WRITTEN REQUEST → Look through the material below for "JSON". Copy every line that contains it.

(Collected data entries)
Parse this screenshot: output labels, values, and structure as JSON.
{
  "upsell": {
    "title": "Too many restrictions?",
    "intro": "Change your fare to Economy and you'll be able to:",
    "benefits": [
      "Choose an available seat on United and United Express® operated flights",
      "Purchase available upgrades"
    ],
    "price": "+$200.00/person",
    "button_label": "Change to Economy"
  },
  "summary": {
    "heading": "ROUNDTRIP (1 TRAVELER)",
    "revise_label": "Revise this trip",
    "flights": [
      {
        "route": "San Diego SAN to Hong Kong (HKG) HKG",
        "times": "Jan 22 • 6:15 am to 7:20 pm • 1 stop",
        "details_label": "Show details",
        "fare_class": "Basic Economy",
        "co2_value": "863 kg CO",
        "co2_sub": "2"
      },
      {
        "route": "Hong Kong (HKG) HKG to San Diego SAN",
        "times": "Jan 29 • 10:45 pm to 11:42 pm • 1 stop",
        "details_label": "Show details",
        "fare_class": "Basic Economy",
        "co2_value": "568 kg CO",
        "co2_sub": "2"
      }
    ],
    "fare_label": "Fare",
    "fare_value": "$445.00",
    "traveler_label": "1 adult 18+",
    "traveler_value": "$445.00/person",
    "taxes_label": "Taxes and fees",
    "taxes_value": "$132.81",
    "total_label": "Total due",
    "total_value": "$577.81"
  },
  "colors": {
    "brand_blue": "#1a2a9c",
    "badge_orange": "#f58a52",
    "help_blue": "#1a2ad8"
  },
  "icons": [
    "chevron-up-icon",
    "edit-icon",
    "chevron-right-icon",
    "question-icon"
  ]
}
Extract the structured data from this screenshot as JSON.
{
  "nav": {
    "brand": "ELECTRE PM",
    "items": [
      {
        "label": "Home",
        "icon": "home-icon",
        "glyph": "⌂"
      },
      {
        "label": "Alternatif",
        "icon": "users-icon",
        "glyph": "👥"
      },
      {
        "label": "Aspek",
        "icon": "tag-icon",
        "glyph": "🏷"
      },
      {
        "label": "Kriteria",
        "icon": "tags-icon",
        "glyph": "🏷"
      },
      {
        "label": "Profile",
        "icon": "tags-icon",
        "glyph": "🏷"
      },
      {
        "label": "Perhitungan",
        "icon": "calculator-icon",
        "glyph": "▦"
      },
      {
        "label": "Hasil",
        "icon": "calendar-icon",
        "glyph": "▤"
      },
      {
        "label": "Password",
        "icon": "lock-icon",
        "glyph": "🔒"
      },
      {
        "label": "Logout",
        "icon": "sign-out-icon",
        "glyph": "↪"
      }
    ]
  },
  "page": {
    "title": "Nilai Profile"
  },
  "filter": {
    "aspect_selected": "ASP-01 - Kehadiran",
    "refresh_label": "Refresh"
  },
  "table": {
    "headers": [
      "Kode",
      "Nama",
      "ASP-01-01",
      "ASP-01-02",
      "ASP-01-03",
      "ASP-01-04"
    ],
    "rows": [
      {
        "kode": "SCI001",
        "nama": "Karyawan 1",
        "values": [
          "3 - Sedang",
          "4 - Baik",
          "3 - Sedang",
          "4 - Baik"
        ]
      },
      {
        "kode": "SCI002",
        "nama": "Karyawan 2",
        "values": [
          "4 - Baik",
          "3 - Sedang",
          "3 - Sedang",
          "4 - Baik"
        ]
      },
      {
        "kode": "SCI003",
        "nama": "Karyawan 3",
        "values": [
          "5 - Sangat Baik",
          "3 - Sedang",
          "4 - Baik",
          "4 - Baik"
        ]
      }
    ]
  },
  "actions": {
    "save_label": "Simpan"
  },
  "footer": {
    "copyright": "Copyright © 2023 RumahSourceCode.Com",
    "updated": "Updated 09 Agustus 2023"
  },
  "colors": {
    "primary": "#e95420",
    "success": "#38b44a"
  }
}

PROBLEM SOLUTION →
Parse this screenshot: output labels, values, and structure as JSON.
Extract the structured data from this screenshot as JSON.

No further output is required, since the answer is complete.